- _Source records_
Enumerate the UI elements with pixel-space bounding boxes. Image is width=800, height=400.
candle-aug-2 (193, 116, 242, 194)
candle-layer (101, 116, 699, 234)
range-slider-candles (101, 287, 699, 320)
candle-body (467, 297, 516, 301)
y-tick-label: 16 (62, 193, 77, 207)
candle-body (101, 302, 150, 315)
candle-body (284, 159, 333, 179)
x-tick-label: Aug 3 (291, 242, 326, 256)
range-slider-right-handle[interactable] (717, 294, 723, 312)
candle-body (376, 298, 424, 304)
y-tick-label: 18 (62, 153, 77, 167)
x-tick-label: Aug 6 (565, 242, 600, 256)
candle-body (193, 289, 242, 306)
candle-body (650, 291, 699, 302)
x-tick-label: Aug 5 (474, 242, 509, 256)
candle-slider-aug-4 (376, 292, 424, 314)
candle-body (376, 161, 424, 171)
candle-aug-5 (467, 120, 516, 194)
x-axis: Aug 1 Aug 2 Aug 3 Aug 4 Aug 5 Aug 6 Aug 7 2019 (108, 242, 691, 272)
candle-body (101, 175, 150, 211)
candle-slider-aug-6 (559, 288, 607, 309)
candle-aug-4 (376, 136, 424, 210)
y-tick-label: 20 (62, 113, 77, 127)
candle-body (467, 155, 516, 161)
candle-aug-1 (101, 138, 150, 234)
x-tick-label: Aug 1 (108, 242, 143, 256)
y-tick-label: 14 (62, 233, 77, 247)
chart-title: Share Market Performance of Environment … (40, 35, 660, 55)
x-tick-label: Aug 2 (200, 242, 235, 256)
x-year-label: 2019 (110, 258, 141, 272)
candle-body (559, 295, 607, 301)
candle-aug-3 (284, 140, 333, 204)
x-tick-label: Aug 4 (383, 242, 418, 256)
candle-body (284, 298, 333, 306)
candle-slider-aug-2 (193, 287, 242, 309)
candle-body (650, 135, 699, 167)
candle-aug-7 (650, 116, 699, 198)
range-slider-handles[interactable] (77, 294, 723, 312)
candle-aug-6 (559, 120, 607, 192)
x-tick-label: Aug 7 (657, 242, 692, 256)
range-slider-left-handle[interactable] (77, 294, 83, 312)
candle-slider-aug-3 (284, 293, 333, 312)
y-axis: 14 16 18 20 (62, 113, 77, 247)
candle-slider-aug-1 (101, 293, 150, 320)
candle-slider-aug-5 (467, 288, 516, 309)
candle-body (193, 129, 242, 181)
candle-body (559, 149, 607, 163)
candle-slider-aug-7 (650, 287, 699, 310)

- _Direction_
List every line in the records above that contains the string "axis".

- _Task solution_
x-axis: Aug 1 Aug 2 Aug 3 Aug 4 Aug 5 Aug 6 Aug 7 2019 (108, 242, 691, 272)
y-axis: 14 16 18 20 (62, 113, 77, 247)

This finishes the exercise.